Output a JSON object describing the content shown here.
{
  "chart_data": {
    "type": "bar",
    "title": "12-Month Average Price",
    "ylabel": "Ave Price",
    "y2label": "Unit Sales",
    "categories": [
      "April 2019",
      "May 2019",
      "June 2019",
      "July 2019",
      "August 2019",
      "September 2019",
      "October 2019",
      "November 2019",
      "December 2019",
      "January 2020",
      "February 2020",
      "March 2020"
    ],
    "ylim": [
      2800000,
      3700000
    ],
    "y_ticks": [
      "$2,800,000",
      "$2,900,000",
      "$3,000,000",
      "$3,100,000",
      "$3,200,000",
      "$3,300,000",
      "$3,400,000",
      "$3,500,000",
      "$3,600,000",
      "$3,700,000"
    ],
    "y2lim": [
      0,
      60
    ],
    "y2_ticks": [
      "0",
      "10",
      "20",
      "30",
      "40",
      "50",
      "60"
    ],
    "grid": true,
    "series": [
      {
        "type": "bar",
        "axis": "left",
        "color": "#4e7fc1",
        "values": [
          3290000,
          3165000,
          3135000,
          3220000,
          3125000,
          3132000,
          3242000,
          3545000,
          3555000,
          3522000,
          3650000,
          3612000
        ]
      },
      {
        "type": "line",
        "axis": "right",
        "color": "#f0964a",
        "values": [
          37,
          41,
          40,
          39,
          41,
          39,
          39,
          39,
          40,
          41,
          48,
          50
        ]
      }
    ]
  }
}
* * * * *
◆ **Brief**
Quote every line of the data, word for word.

◆ **Response for this exercise**
Output a JSON object describing the content shown here.
{
  "chart_data": {
    "type": "bar",
    "title": "12-Month Average Price",
    "ylabel": "Ave Price",
    "y2label": "Unit Sales",
    "categories": [
      "April 2019",
      "May 2019",
      "June 2019",
      "July 2019",
      "August 2019",
      "September 2019",
      "October 2019",
      "November 2019",
      "December 2019",
      "January 2020",
      "February 2020",
      "March 2020"
    ],
    "ylim": [
      2800000,
      3700000
    ],
    "y_ticks": [
      "$2,800,000",
      "$2,900,000",
      "$3,000,000",
      "$3,100,000",
      "$3,200,000",
      "$3,300,000",
      "$3,400,000",
      "$3,500,000",
      "$3,600,000",
      "$3,700,000"
    ],
    "y2lim": [
      0,
      60
    ],
    "y2_ticks": [
      "0",
      "10",
      "20",
      "30",
      "40",
      "50",
      "60"
    ],
    "grid": true,
    "series": [
      {
        "type": "bar",
        "axis": "left",
        "color": "#4e7fc1",
        "values": [
          3290000,
          3165000,
          3135000,
          3220000,
          3125000,
          3132000,
          3242000,
          3545000,
          3555000,
          3522000,
          3650000,
          3612000
        ]
      },
      {
        "type": "line",
        "axis": "right",
        "color": "#f0964a",
        "values": [
          37,
          41,
          40,
          39,
          41,
          39,
          39,
          39,
          40,
          41,
          48,
          50
        ]
      }
    ]
  }
}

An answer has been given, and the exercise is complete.